_TASK_: Go through the entries below and write each one out exactly.

Source records
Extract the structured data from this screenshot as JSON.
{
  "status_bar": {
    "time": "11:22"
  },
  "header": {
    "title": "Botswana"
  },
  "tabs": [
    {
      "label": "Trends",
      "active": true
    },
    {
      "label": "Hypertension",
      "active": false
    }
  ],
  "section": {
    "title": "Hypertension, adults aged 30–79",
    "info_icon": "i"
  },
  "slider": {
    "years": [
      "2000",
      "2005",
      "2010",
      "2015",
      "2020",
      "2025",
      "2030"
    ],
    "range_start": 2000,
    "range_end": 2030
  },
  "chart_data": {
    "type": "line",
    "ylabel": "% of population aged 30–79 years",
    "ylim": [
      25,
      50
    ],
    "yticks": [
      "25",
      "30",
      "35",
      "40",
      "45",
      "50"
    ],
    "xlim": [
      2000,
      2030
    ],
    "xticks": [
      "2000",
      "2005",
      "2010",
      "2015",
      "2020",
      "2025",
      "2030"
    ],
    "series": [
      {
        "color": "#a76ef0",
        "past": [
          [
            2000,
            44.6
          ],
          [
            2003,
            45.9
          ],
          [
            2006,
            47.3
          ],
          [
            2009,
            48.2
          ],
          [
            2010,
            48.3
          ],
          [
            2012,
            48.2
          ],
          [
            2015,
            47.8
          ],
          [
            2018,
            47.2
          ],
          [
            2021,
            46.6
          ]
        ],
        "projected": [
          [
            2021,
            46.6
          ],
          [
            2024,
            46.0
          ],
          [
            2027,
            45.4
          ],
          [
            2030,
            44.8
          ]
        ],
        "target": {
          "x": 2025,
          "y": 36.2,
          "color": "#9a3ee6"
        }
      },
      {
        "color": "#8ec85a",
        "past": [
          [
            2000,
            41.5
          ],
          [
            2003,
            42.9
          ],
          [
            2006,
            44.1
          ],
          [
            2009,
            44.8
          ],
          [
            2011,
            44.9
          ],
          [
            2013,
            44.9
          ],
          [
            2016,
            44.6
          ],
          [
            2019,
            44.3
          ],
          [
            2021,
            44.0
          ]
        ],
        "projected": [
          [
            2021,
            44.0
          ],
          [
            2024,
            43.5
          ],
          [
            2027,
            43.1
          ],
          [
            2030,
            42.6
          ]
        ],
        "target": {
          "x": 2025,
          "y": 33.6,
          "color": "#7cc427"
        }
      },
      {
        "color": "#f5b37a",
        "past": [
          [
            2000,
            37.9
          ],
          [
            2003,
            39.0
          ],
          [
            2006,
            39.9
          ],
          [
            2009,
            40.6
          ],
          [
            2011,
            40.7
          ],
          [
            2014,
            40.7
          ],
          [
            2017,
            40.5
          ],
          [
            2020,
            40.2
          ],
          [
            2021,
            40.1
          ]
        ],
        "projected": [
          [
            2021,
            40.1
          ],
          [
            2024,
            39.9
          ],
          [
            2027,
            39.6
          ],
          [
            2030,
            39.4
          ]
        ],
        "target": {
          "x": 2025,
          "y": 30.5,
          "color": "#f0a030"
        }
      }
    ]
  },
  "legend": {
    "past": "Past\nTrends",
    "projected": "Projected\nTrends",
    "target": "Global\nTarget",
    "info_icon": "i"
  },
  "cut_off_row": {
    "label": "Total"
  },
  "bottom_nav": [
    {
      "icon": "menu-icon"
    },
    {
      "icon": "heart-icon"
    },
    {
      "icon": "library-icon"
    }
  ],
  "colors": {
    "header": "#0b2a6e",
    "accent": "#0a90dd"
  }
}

_RESPONSE_:
Extract the structured data from this screenshot as JSON.
{
  "status_bar": {
    "time": "11:22"
  },
  "header": {
    "title": "Botswana"
  },
  "tabs": [
    {
      "label": "Trends",
      "active": true
    },
    {
      "label": "Hypertension",
      "active": false
    }
  ],
  "section": {
    "title": "Hypertension, adults aged 30–79",
    "info_icon": "i"
  },
  "slider": {
    "years": [
      "2000",
      "2005",
      "2010",
      "2015",
      "2020",
      "2025",
      "2030"
    ],
    "range_start": 2000,
    "range_end": 2030
  },
  "chart_data": {
    "type": "line",
    "ylabel": "% of population aged 30–79 years",
    "ylim": [
      25,
      50
    ],
    "yticks": [
      "25",
      "30",
      "35",
      "40",
      "45",
      "50"
    ],
    "xlim": [
      2000,
      2030
    ],
    "xticks": [
      "2000",
      "2005",
      "2010",
      "2015",
      "2020",
      "2025",
      "2030"
    ],
    "series": [
      {
        "color": "#a76ef0",
        "past": [
          [
            2000,
            44.6
          ],
          [
            2003,
            45.9
          ],
          [
            2006,
            47.3
          ],
          [
            2009,
            48.2
          ],
          [
            2010,
            48.3
          ],
          [
            2012,
            48.2
          ],
          [
            2015,
            47.8
          ],
          [
            2018,
            47.2
          ],
          [
            2021,
            46.6
          ]
        ],
        "projected": [
          [
            2021,
            46.6
          ],
          [
            2024,
            46.0
          ],
          [
            2027,
            45.4
          ],
          [
            2030,
            44.8
          ]
        ],
        "target": {
          "x": 2025,
          "y": 36.2,
          "color": "#9a3ee6"
        }
      },
      {
        "color": "#8ec85a",
        "past": [
          [
            2000,
            41.5
          ],
          [
            2003,
            42.9
          ],
          [
            2006,
            44.1
          ],
          [
            2009,
            44.8
          ],
          [
            2011,
            44.9
          ],
          [
            2013,
            44.9
          ],
          [
            2016,
            44.6
          ],
          [
            2019,
            44.3
          ],
          [
            2021,
            44.0
          ]
        ],
        "projected": [
          [
            2021,
            44.0
          ],
          [
            2024,
            43.5
          ],
          [
            2027,
            43.1
          ],
          [
            2030,
            42.6
          ]
        ],
        "target": {
          "x": 2025,
          "y": 33.6,
          "color": "#7cc427"
        }
      },
      {
        "color": "#f5b37a",
        "past": [
          [
            2000,
            37.9
          ],
          [
            2003,
            39.0
          ],
          [
            2006,
            39.9
          ],
          [
            2009,
            40.6
          ],
          [
            2011,
            40.7
          ],
          [
            2014,
            40.7
          ],
          [
            2017,
            40.5
          ],
          [
            2020,
            40.2
          ],
          [
            2021,
            40.1
          ]
        ],
        "projected": [
          [
            2021,
            40.1
          ],
          [
            2024,
            39.9
          ],
          [
            2027,
            39.6
          ],
          [
            2030,
            39.4
          ]
        ],
        "target": {
          "x": 2025,
          "y": 30.5,
          "color": "#f0a030"
        }
      }
    ]
  },
  "legend": {
    "past": "Past\nTrends",
    "projected": "Projected\nTrends",
    "target": "Global\nTarget",
    "info_icon": "i"
  },
  "cut_off_row": {
    "label": "Total"
  },
  "bottom_nav": [
    {
      "icon": "menu-icon"
    },
    {
      "icon": "heart-icon"
    },
    {
      "icon": "library-icon"
    }
  ],
  "colors": {
    "header": "#0b2a6e",
    "accent": "#0a90dd"
  }
}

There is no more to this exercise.